## OBJECTIVE:
Transcribe the entries below verbatim, from their first line through the line containing "staticText: F xyxy=(139,576,149,600)", inclusive, and include nothing beyond that line.

[START OF RAW RECORDS]

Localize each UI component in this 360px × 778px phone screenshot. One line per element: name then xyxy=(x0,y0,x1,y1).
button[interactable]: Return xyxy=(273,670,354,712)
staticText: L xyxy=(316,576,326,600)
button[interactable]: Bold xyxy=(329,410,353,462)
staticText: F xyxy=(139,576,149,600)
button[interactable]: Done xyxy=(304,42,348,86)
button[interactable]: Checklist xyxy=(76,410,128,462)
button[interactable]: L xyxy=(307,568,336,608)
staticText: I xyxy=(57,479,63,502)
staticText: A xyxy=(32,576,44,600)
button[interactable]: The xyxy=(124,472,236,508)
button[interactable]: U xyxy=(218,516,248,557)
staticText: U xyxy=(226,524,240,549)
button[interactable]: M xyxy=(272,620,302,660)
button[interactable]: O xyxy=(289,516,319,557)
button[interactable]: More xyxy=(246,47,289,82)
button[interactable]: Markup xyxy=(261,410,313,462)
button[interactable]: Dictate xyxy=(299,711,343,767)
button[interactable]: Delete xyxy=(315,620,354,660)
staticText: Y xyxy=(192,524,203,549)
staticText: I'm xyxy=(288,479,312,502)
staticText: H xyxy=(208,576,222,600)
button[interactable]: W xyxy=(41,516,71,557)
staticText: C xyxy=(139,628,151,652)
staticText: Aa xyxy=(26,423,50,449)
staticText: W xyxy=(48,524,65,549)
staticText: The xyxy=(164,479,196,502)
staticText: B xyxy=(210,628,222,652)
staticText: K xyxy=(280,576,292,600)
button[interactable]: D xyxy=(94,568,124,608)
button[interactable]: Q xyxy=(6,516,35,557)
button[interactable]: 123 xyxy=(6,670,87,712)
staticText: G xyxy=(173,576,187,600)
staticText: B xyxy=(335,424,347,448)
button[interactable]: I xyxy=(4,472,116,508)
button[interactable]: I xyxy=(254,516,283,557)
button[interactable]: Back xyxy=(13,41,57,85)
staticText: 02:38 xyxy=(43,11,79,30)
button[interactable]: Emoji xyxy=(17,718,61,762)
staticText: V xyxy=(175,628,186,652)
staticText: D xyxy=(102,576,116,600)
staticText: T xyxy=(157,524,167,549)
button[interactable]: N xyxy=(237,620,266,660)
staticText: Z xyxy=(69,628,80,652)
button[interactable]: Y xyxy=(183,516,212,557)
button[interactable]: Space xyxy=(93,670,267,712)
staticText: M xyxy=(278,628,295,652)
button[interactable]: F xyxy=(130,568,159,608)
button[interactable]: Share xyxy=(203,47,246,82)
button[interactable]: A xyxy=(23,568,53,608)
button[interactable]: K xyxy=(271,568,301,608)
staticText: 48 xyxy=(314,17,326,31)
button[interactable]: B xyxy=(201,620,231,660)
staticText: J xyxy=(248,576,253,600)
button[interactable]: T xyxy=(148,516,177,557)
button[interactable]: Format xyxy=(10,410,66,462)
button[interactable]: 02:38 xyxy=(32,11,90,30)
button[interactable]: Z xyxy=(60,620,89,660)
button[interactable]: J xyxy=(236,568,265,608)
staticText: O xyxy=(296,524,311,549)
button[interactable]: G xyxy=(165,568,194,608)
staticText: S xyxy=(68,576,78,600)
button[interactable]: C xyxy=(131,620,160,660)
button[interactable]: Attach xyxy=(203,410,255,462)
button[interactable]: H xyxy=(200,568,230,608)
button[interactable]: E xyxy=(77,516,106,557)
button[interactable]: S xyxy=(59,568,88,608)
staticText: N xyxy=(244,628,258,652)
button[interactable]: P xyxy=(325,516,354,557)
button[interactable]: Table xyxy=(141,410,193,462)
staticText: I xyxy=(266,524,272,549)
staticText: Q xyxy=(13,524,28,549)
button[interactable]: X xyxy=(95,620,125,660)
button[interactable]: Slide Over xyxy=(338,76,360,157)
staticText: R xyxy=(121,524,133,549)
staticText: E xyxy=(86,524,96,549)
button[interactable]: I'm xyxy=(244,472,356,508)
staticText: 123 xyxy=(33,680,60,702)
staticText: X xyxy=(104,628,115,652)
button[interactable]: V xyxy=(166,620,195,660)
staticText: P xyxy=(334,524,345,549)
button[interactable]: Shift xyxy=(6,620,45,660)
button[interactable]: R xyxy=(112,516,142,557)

[END OF RAW RECORDS]

## SOLUTION TO THIS EXERCISE:
Localize each UI component in this 360px × 778px phone screenshot. One line per element: name then xyxy=(x0,y0,x1,y1).
button[interactable]: Return xyxy=(273,670,354,712)
staticText: L xyxy=(316,576,326,600)
button[interactable]: Bold xyxy=(329,410,353,462)
staticText: F xyxy=(139,576,149,600)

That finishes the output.